# REQUIREMENTS
Pull each line containing "drop" out of the data and copy it.

[Dataset records]
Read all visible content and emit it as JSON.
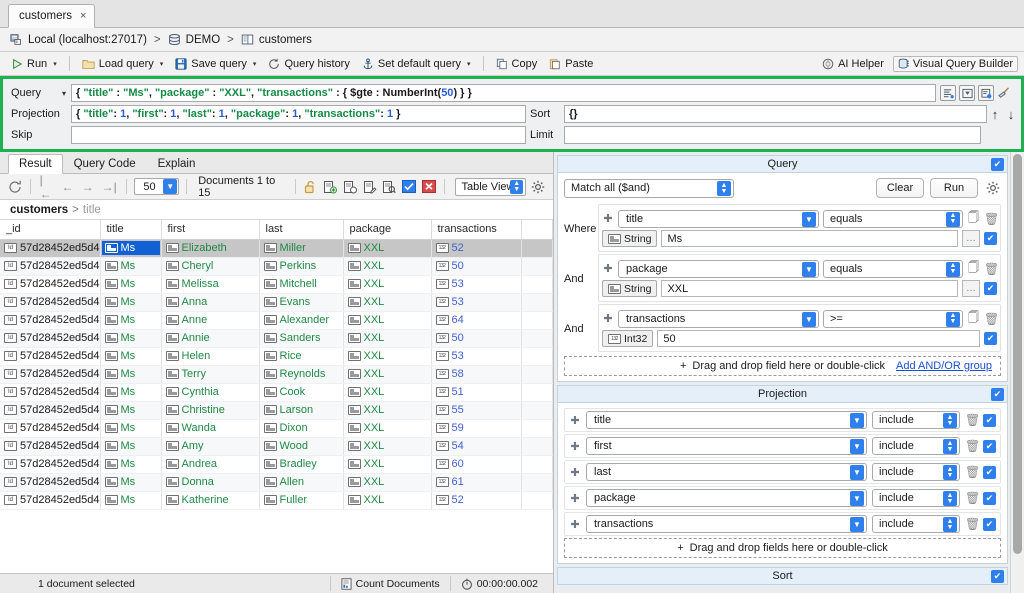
{
  "tab": {
    "title": "customers",
    "close": "×"
  },
  "breadcrumb": {
    "connection": "Local (localhost:27017)",
    "database": "DEMO",
    "collection": "customers",
    "separator": ">"
  },
  "toolbar": {
    "run": "Run",
    "load_query": "Load query",
    "save_query": "Save query",
    "query_history": "Query history",
    "set_default_query": "Set default query",
    "copy": "Copy",
    "paste": "Paste",
    "ai_helper": "AI Helper",
    "visual_query_builder": "Visual Query Builder",
    "caret": "▾"
  },
  "query_editor": {
    "query_label": "Query",
    "projection_label": "Projection",
    "skip_label": "Skip",
    "sort_label": "Sort",
    "limit_label": "Limit",
    "query_value": "{ \"title\" : \"Ms\", \"package\" : \"XXL\", \"transactions\" : { $gte : NumberInt(50) } }",
    "query_tokens": [
      {
        "t": "{ ",
        "k": "pl"
      },
      {
        "t": "\"title\"",
        "k": "str"
      },
      {
        "t": " : ",
        "k": "pl"
      },
      {
        "t": "\"Ms\"",
        "k": "str"
      },
      {
        "t": ", ",
        "k": "pl"
      },
      {
        "t": "\"package\"",
        "k": "str"
      },
      {
        "t": " : ",
        "k": "pl"
      },
      {
        "t": "\"XXL\"",
        "k": "str"
      },
      {
        "t": ", ",
        "k": "pl"
      },
      {
        "t": "\"transactions\"",
        "k": "str"
      },
      {
        "t": " : { $gte : NumberInt(",
        "k": "pl"
      },
      {
        "t": "50",
        "k": "num"
      },
      {
        "t": ") } }",
        "k": "pl"
      }
    ],
    "projection_value": "{ \"title\": 1, \"first\": 1, \"last\": 1, \"package\": 1, \"transactions\": 1 }",
    "projection_tokens": [
      {
        "t": "{ ",
        "k": "pl"
      },
      {
        "t": "\"title\"",
        "k": "str"
      },
      {
        "t": ": ",
        "k": "pl"
      },
      {
        "t": "1",
        "k": "num"
      },
      {
        "t": ", ",
        "k": "pl"
      },
      {
        "t": "\"first\"",
        "k": "str"
      },
      {
        "t": ": ",
        "k": "pl"
      },
      {
        "t": "1",
        "k": "num"
      },
      {
        "t": ", ",
        "k": "pl"
      },
      {
        "t": "\"last\"",
        "k": "str"
      },
      {
        "t": ": ",
        "k": "pl"
      },
      {
        "t": "1",
        "k": "num"
      },
      {
        "t": ", ",
        "k": "pl"
      },
      {
        "t": "\"package\"",
        "k": "str"
      },
      {
        "t": ": ",
        "k": "pl"
      },
      {
        "t": "1",
        "k": "num"
      },
      {
        "t": ", ",
        "k": "pl"
      },
      {
        "t": "\"transactions\"",
        "k": "str"
      },
      {
        "t": ": ",
        "k": "pl"
      },
      {
        "t": "1",
        "k": "num"
      },
      {
        "t": " }",
        "k": "pl"
      }
    ],
    "skip_value": "",
    "sort_value": "{}",
    "limit_value": "",
    "up_arrow": "↑",
    "down_arrow": "↓"
  },
  "result": {
    "tabs": [
      {
        "label": "Result",
        "active": true
      },
      {
        "label": "Query Code",
        "active": false
      },
      {
        "label": "Explain",
        "active": false
      }
    ],
    "page_size": "50",
    "documents_label": "Documents 1 to 15",
    "view_mode": "Table View",
    "path_collection": "customers",
    "path_sep": ">",
    "path_field": "title",
    "columns": [
      "_id",
      "title",
      "first",
      "last",
      "package",
      "transactions"
    ],
    "rows": [
      {
        "_id": "57d28452ed5d4",
        "title": "Ms",
        "first": "Elizabeth",
        "last": "Miller",
        "package": "XXL",
        "transactions": "52"
      },
      {
        "_id": "57d28452ed5d4",
        "title": "Ms",
        "first": "Cheryl",
        "last": "Perkins",
        "package": "XXL",
        "transactions": "50"
      },
      {
        "_id": "57d28452ed5d4",
        "title": "Ms",
        "first": "Melissa",
        "last": "Mitchell",
        "package": "XXL",
        "transactions": "53"
      },
      {
        "_id": "57d28452ed5d4",
        "title": "Ms",
        "first": "Anna",
        "last": "Evans",
        "package": "XXL",
        "transactions": "53"
      },
      {
        "_id": "57d28452ed5d4",
        "title": "Ms",
        "first": "Anne",
        "last": "Alexander",
        "package": "XXL",
        "transactions": "64"
      },
      {
        "_id": "57d28452ed5d4",
        "title": "Ms",
        "first": "Annie",
        "last": "Sanders",
        "package": "XXL",
        "transactions": "50"
      },
      {
        "_id": "57d28452ed5d4",
        "title": "Ms",
        "first": "Helen",
        "last": "Rice",
        "package": "XXL",
        "transactions": "53"
      },
      {
        "_id": "57d28452ed5d4",
        "title": "Ms",
        "first": "Terry",
        "last": "Reynolds",
        "package": "XXL",
        "transactions": "58"
      },
      {
        "_id": "57d28452ed5d4",
        "title": "Ms",
        "first": "Cynthia",
        "last": "Cook",
        "package": "XXL",
        "transactions": "51"
      },
      {
        "_id": "57d28452ed5d4",
        "title": "Ms",
        "first": "Christine",
        "last": "Larson",
        "package": "XXL",
        "transactions": "55"
      },
      {
        "_id": "57d28452ed5d4",
        "title": "Ms",
        "first": "Wanda",
        "last": "Dixon",
        "package": "XXL",
        "transactions": "59"
      },
      {
        "_id": "57d28452ed5d4",
        "title": "Ms",
        "first": "Amy",
        "last": "Wood",
        "package": "XXL",
        "transactions": "54"
      },
      {
        "_id": "57d28452ed5d4",
        "title": "Ms",
        "first": "Andrea",
        "last": "Bradley",
        "package": "XXL",
        "transactions": "60"
      },
      {
        "_id": "57d28452ed5d4",
        "title": "Ms",
        "first": "Donna",
        "last": "Allen",
        "package": "XXL",
        "transactions": "61"
      },
      {
        "_id": "57d28452ed5d4",
        "title": "Ms",
        "first": "Katherine",
        "last": "Fuller",
        "package": "XXL",
        "transactions": "52"
      }
    ]
  },
  "status": {
    "selection": "1 document selected",
    "count_documents": "Count Documents",
    "elapsed": "00:00:00.002"
  },
  "vqb": {
    "query_section_title": "Query",
    "projection_section_title": "Projection",
    "sort_section_title": "Sort",
    "match_mode": "Match all ($and)",
    "clear_button": "Clear",
    "run_button": "Run",
    "where_label": "Where",
    "and_label": "And",
    "conditions": [
      {
        "joiner": "Where",
        "field": "title",
        "operator": "equals",
        "type": "String",
        "value": "Ms",
        "has_dots": true
      },
      {
        "joiner": "And",
        "field": "package",
        "operator": "equals",
        "type": "String",
        "value": "XXL",
        "has_dots": true
      },
      {
        "joiner": "And",
        "field": "transactions",
        "operator": ">=",
        "type": "Int32",
        "value": "50",
        "has_dots": false
      }
    ],
    "query_dropzone": "Drag and drop field here or double-click",
    "add_group_link": "Add AND/OR group",
    "projection_rows": [
      {
        "field": "title",
        "mode": "include"
      },
      {
        "field": "first",
        "mode": "include"
      },
      {
        "field": "last",
        "mode": "include"
      },
      {
        "field": "package",
        "mode": "include"
      },
      {
        "field": "transactions",
        "mode": "include"
      }
    ],
    "projection_dropzone": "Drag and drop fields here or double-click",
    "check_glyph": "✔",
    "plus_glyph": "+"
  },
  "colors": {
    "accent_blue": "#2f80ed",
    "highlight_green": "#1eb14f",
    "selection_blue": "#1161d5",
    "value_green": "#1f8a45",
    "value_blue": "#3f5fd0",
    "section_header_bg": "#e4eff9"
  }
}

# RESULT OF THE TASK
    "query_dropzone": "Drag and drop field here or double-click",
    "projection_dropzone": "Drag and drop fields here or double-click",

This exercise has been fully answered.